--- Start of DATASET ENTRIES ---
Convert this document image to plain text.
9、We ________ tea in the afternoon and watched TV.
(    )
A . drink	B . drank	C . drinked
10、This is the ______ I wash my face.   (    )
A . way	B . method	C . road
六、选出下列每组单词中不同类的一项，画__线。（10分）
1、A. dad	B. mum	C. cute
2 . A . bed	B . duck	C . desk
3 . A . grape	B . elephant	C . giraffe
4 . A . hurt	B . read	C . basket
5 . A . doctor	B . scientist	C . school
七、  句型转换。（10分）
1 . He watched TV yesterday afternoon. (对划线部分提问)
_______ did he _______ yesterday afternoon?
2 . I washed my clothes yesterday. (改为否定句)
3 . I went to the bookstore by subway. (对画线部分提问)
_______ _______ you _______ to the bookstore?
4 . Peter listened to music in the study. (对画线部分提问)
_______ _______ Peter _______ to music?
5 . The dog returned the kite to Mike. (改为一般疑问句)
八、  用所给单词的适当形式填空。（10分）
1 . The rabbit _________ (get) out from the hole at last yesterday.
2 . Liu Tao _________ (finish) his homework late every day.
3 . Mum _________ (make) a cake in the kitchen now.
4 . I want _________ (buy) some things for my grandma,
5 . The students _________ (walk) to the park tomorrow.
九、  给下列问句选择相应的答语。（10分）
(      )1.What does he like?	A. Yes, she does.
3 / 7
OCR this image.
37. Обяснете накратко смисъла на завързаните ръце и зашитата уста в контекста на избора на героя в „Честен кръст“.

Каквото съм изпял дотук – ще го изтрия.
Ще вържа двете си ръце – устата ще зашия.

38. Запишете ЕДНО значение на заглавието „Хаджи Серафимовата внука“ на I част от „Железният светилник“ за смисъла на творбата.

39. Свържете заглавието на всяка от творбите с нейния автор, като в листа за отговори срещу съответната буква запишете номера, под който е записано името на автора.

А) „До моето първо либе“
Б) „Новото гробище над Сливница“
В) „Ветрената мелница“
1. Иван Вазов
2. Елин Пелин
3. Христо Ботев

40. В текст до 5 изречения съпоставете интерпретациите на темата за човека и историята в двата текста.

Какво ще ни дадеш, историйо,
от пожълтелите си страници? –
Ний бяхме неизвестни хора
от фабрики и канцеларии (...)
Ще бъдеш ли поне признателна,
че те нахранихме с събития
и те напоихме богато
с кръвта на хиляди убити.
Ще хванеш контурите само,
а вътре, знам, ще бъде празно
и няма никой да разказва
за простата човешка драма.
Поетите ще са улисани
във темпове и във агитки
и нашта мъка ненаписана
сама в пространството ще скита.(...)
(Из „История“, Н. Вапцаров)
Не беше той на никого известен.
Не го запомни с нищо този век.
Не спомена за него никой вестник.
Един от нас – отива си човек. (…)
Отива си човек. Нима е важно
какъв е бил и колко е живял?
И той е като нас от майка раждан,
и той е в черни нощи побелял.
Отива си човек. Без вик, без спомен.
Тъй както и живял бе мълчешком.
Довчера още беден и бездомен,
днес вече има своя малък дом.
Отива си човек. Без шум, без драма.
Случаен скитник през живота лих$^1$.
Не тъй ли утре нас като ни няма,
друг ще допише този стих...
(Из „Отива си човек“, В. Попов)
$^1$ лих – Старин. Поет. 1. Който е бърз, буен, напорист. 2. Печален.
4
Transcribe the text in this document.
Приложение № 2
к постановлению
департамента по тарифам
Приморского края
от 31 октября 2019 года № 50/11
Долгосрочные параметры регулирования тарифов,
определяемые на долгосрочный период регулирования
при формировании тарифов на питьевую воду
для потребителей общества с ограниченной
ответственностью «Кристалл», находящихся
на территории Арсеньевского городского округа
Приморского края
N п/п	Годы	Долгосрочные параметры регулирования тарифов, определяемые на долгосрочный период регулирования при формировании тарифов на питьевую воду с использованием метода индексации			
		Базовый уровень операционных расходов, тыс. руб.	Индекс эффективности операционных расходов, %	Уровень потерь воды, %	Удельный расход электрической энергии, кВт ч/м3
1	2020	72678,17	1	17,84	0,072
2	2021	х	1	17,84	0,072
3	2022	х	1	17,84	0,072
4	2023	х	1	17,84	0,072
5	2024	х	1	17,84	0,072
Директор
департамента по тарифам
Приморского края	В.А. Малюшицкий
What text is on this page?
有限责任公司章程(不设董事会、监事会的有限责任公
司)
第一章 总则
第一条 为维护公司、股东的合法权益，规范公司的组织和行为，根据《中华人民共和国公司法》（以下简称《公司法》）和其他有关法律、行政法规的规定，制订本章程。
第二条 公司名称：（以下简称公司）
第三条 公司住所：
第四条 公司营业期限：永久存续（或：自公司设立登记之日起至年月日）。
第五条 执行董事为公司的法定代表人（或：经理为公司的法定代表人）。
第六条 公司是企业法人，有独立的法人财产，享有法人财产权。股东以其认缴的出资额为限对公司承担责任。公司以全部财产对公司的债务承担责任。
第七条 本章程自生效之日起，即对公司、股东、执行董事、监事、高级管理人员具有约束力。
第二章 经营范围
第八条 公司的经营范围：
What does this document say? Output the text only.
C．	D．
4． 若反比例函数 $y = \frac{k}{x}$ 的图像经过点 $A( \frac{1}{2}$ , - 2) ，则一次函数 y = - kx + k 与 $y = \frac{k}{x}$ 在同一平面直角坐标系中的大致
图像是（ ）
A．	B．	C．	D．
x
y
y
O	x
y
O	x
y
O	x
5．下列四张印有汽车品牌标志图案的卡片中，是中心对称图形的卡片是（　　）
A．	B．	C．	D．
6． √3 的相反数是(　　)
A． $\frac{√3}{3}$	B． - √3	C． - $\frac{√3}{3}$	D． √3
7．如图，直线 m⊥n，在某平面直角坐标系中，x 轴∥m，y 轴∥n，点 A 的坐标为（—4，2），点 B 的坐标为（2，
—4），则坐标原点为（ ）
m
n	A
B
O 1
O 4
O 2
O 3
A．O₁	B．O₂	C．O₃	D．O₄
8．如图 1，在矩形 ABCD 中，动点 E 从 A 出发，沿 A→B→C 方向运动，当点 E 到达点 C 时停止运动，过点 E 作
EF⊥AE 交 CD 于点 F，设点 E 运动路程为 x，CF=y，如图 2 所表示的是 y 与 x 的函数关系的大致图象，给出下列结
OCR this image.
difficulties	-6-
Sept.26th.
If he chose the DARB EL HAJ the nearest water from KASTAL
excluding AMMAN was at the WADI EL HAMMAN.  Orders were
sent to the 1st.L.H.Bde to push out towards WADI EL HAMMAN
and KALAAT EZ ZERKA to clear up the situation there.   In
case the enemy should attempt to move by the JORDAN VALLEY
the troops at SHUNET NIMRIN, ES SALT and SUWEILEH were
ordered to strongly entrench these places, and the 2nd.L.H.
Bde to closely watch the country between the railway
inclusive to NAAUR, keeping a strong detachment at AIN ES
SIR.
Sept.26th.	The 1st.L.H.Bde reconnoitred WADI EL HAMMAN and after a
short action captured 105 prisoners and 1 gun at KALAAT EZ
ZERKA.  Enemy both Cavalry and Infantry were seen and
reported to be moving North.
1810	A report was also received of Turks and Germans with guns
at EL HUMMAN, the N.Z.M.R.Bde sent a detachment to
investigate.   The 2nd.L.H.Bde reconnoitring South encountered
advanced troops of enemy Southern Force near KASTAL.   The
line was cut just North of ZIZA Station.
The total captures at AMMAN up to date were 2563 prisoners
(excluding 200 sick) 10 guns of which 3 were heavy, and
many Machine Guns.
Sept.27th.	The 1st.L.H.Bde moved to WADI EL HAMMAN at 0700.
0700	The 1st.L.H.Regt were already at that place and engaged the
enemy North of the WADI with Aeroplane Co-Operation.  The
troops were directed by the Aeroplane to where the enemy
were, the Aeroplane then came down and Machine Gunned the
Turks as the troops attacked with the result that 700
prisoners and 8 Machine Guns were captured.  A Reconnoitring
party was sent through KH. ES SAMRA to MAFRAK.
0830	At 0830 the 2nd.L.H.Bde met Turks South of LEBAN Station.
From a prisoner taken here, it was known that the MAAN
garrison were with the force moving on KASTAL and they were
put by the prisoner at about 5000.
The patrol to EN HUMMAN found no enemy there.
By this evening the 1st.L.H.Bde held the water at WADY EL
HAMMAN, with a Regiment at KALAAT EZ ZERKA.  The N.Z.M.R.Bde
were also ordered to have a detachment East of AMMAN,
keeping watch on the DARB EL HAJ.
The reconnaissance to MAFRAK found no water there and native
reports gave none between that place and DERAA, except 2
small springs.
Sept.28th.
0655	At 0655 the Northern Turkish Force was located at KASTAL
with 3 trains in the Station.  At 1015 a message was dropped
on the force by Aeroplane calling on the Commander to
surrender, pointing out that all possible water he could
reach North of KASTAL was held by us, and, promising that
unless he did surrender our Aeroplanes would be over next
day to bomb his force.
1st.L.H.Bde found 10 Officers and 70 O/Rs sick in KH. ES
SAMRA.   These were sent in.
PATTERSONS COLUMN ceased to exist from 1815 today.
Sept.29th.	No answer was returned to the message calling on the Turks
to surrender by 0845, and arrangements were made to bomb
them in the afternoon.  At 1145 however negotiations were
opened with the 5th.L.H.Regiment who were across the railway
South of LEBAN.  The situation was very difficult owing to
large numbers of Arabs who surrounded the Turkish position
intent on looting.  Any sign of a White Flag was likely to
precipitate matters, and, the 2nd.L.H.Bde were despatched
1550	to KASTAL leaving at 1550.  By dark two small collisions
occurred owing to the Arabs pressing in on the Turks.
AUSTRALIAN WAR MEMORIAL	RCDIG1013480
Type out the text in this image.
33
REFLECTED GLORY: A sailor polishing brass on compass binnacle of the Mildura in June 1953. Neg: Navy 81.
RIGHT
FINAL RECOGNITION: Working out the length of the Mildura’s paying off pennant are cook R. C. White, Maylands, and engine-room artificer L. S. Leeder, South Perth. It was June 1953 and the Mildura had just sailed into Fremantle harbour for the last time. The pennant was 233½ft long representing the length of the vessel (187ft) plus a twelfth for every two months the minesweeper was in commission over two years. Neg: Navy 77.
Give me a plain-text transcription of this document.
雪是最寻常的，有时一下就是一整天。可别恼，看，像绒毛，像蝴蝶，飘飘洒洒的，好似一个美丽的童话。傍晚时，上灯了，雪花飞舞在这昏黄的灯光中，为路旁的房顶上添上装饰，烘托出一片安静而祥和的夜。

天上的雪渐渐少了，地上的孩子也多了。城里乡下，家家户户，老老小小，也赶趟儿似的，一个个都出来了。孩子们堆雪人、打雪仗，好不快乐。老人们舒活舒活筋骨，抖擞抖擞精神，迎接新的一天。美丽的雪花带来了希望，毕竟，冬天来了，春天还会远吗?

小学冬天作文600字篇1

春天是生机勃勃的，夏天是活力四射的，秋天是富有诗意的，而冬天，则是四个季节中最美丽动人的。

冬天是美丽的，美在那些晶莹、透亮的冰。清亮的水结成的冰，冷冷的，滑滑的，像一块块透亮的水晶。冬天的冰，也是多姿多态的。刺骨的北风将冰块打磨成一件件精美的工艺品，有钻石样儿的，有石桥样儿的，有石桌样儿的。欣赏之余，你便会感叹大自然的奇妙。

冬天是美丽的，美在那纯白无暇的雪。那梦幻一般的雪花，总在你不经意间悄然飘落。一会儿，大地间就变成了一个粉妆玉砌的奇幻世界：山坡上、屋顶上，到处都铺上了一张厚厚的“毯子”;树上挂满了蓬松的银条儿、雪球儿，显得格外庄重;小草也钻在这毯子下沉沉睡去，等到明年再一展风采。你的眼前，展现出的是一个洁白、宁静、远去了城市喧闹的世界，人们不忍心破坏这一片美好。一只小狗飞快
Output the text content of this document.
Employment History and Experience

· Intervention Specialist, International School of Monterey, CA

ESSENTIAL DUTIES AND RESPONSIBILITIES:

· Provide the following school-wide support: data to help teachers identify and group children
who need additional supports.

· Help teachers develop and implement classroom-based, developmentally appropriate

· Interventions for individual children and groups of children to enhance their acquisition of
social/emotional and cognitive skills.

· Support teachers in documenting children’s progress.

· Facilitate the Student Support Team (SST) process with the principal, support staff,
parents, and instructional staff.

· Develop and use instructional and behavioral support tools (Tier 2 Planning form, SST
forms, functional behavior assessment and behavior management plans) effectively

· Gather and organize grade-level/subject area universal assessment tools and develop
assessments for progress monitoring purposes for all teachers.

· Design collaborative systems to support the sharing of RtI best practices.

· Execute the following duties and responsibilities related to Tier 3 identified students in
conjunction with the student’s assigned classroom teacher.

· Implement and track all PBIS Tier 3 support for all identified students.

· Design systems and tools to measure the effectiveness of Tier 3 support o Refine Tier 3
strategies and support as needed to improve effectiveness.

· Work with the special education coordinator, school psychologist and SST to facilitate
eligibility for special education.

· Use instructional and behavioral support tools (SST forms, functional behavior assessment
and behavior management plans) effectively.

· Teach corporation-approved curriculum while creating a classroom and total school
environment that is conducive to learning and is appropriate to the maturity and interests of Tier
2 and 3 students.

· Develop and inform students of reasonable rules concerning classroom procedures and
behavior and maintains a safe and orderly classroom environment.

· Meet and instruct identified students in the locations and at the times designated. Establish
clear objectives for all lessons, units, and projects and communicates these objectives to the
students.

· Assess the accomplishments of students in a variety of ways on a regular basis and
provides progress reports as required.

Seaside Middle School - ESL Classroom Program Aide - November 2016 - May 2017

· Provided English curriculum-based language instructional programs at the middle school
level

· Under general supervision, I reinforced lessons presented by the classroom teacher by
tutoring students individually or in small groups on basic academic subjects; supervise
--- End of DATASET ENTRIES ---
» OBJECTIVE: Gather all lines from the records above in which "education" appears.

» COMPLETED TASK:
· Work with the special education coordinator, school psychologist and SST to facilitate
eligibility for special education.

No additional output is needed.